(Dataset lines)

####################

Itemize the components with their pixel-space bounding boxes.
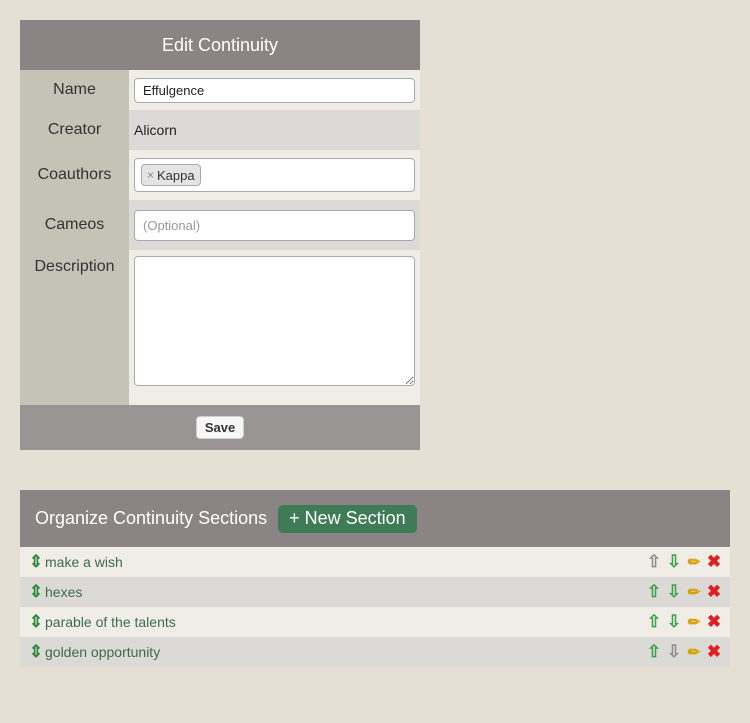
- organize-sections-panel: Organize Continuity Sections + New Secti…: [20, 490, 730, 667]
- creator-value: Alicorn: [134, 122, 177, 138]
- name-row: Name: [20, 70, 420, 110]
- move-up-icon[interactable]: ⇧: [644, 612, 664, 632]
- section-link[interactable]: hexes: [45, 584, 82, 600]
- cameos-label: Cameos: [20, 200, 129, 250]
- section-row: ⇕ hexes ⇧ ⇩ ✏ ✖: [20, 577, 730, 607]
- drag-handle-icon[interactable]: ⇕: [27, 582, 45, 602]
- section-link[interactable]: golden opportunity: [45, 644, 160, 660]
- edit-icon[interactable]: ✏: [684, 583, 704, 601]
- description-row: Description: [20, 250, 420, 405]
- coauthors-select[interactable]: × Kappa: [134, 158, 415, 192]
- description-label: Description: [20, 250, 129, 405]
- move-up-icon: ⇧: [646, 552, 662, 571]
- creator-row: Creator Alicorn: [20, 110, 420, 150]
- move-down-icon[interactable]: ⇩: [664, 582, 684, 602]
- sections-title: Organize Continuity Sections: [35, 508, 268, 528]
- form-footer: Save: [20, 405, 420, 450]
- delete-icon[interactable]: ✖: [704, 552, 724, 572]
- drag-handle-icon[interactable]: ⇕: [27, 612, 45, 632]
- delete-icon[interactable]: ✖: [704, 642, 724, 662]
- section-row: ⇕ parable of the talents ⇧ ⇩ ✏ ✖: [20, 607, 730, 637]
- move-down-icon: ⇩: [666, 642, 682, 661]
- section-link[interactable]: make a wish: [45, 554, 123, 570]
- move-up-icon[interactable]: ⇧: [644, 582, 664, 602]
- section-row: ⇕ golden opportunity ⇧ ⇩ ✏ ✖: [20, 637, 730, 667]
- edit-icon[interactable]: ✏: [684, 553, 704, 571]
- edit-continuity-form: Edit Continuity Name Creator Alicorn Coa…: [20, 20, 420, 450]
- move-down-icon[interactable]: ⇩: [664, 612, 684, 632]
- edit-icon[interactable]: ✏: [684, 613, 704, 631]
- section-row: ⇕ make a wish ⇧ ⇩ ✏ ✖: [20, 547, 730, 577]
- delete-icon[interactable]: ✖: [704, 612, 724, 632]
- coauthors-label: Coauthors: [20, 150, 129, 200]
- section-link[interactable]: parable of the talents: [45, 614, 176, 630]
- edit-icon[interactable]: ✏: [684, 643, 704, 661]
- move-down-icon[interactable]: ⇩: [664, 552, 684, 572]
- move-up-icon[interactable]: ⇧: [644, 642, 664, 662]
- drag-handle-icon[interactable]: ⇕: [27, 642, 45, 662]
- description-textarea[interactable]: [134, 256, 415, 386]
- remove-tag-icon[interactable]: ×: [147, 168, 154, 182]
- coauthors-row: Coauthors × Kappa: [20, 150, 420, 200]
- delete-icon[interactable]: ✖: [704, 582, 724, 602]
- cameos-input[interactable]: [134, 209, 415, 241]
- cameos-row: Cameos: [20, 200, 420, 250]
- name-input[interactable]: [134, 77, 415, 103]
- coauthor-tag: × Kappa: [141, 164, 201, 186]
- sections-header: Organize Continuity Sections + New Secti…: [20, 490, 730, 547]
- form-title: Edit Continuity: [20, 20, 420, 70]
- new-section-button[interactable]: + New Section: [278, 504, 417, 533]
- drag-handle-icon[interactable]: ⇕: [27, 552, 45, 572]
- coauthor-tag-label: Kappa: [157, 167, 195, 183]
- name-label: Name: [20, 70, 129, 110]
- save-button[interactable]: Save: [195, 416, 245, 439]
- creator-label: Creator: [20, 110, 129, 150]
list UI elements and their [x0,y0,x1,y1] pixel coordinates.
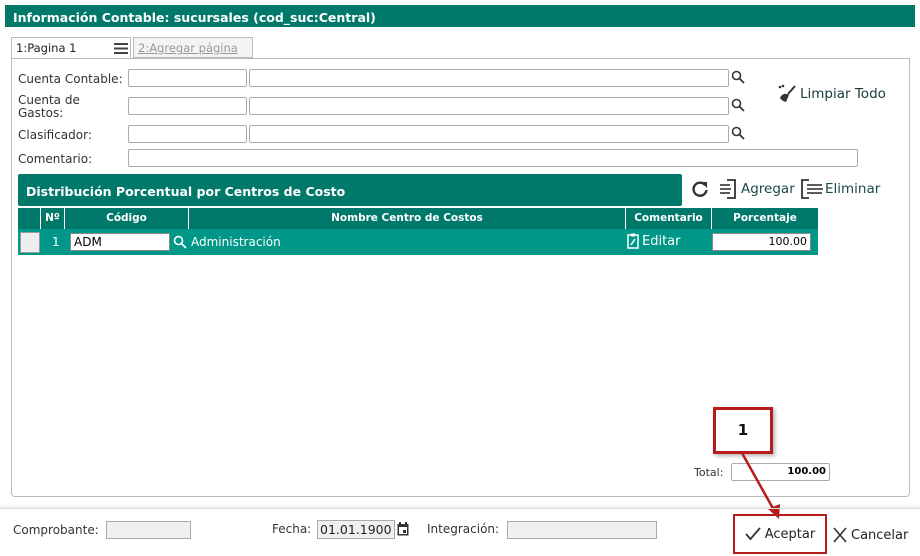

####################

Exercise: Arrange the lines above as a Markdown table with the columns Row and Text, numbering each row and skipping any blank lines. Leave the pictures out.

Result:
| Row | Text |
|---|---|
| 1 | Itemize the components with their pixel-space bounding boxes. |
| 2 | - organize-sections-panel: Organize Continuity Sections + New Secti…: [20, 490, 730, 667] |
| 3 | - creator-value: Alicorn: [134, 122, 177, 138] |
| 4 | - name-row: Name: [20, 70, 420, 110] |
| 5 | - move-up-icon[interactable]: ⇧: [644, 612, 664, 632] |
| 6 | - section-link[interactable]: hexes: [45, 584, 82, 600] |
| 7 | - cameos-label: Cameos: [20, 200, 129, 250] |
| 8 | - section-row: ⇕ hexes ⇧ ⇩ ✏ ✖: [20, 577, 730, 607] |
| 9 | - drag-handle-icon[interactable]: ⇕: [27, 582, 45, 602] |
| 10 | - section-link[interactable]: golden opportunity: [45, 644, 160, 660] |
| 11 | - edit-icon[interactable]: ✏: [684, 583, 704, 601] |
| 12 | - description-row: Description: [20, 250, 420, 405] |
| 13 | - coauthors-select[interactable]: × Kappa: [134, 158, 415, 192] |
| 14 | - description-label: Description: [20, 250, 129, 405] |
| 15 | - move-up-icon: ⇧: [646, 552, 662, 571] |
| 16 | - creator-row: Creator Alicorn: [20, 110, 420, 150] |
| 17 | - move-down-icon[interactable]: ⇩: [664, 582, 684, 602] |
| 18 | - sections-title: Organize Continuity Sections: [35, 508, 268, 528] |
| 19 | - form-footer: Save: [20, 405, 420, 450] |
| 20 | - delete-icon[interactable]: ✖: [704, 552, 724, 572] |
| 21 | - drag-handle-icon[interactable]: ⇕: [27, 612, 45, 632] |
| 22 | - delete-icon[interactable]: ✖: [704, 642, 724, 662] |
| 23 | - section-row: ⇕ parable of the talents ⇧ ⇩ ✏ ✖: [20, 607, 730, 637] |
| 24 | - move-down-icon: ⇩: [666, 642, 682, 661] |
| 25 | - section-link[interactable]: make a wish: [45, 554, 123, 570] |
| 26 | - move-up-icon[interactable]: ⇧: [644, 582, 664, 602] |
| 27 | - section-row: ⇕ golden opportunity ⇧ ⇩ ✏ ✖: [20, 637, 730, 667] |
| 28 | - edit-icon[interactable]: ✏: [684, 553, 704, 571] |
| 29 | - edit-continuity-form: Edit Continuity Name Creator Alicorn Coa…: [20, 20, 420, 450] |
| 30 | - move-down-icon[interactable]: ⇩: [664, 612, 684, 632] |
| 31 | - edit-icon[interactable]: ✏: [684, 613, 704, 631] |
| 32 | - section-row: ⇕ make a wish ⇧ ⇩ ✏ ✖: [20, 547, 730, 577] |
| 33 | - delete-icon[interactable]: ✖: [704, 612, 724, 632] |
| 34 | - coauthors-label: Coauthors: [20, 150, 129, 200] |
| 35 | - section-link[interactable]: parable of the talents: [45, 614, 176, 630] |
| 36 | - edit-icon[interactable]: ✏: [684, 643, 704, 661] |
| 37 | - move-down-icon[interactable]: ⇩: [664, 552, 684, 572] |
| 38 | - move-up-icon[interactable]: ⇧: [644, 642, 664, 662] |
| 39 | - drag-handle-icon[interactable]: ⇕: [27, 642, 45, 662] |
| 40 | - description-textarea[interactable]: [134, 256, 415, 386] |
| 41 | - remove-tag-icon[interactable]: ×: [147, 168, 154, 182] |
| 42 | - coauthors-row: Coauthors × Kappa: [20, 150, 420, 200] |
| 43 | - delete-icon[interactable]: ✖: [704, 582, 724, 602] |
| 44 | - cameos-input[interactable]: [134, 209, 415, 241] |
| 45 | - cameos-row: Cameos: [20, 200, 420, 250] |
| 46 | - name-input[interactable]: [134, 77, 415, 103] |
| 47 | - coauthor-tag: × Kappa: [141, 164, 201, 186] |
| 48 | - sections-header: Organize Continuity Sections + New Secti…: [20, 490, 730, 547] |
| 49 | - form-title: Edit Continuity: [20, 20, 420, 70] |
| 50 | - new-section-button[interactable]: + New Section: [278, 504, 417, 533] |
| 51 | - drag-handle-icon[interactable]: ⇕: [27, 552, 45, 572] |
| 52 | - coauthor-tag-label: Kappa: [157, 167, 195, 183] |
| 53 | - name-label: Name: [20, 70, 129, 110] |
| 54 | - save-button[interactable]: Save: [195, 416, 245, 439] |
| 55 | - creator-label: Creator: [20, 110, 129, 150] |
| 56 | list UI elements and their [x0,y0,x1,y1] pixel coordinates. |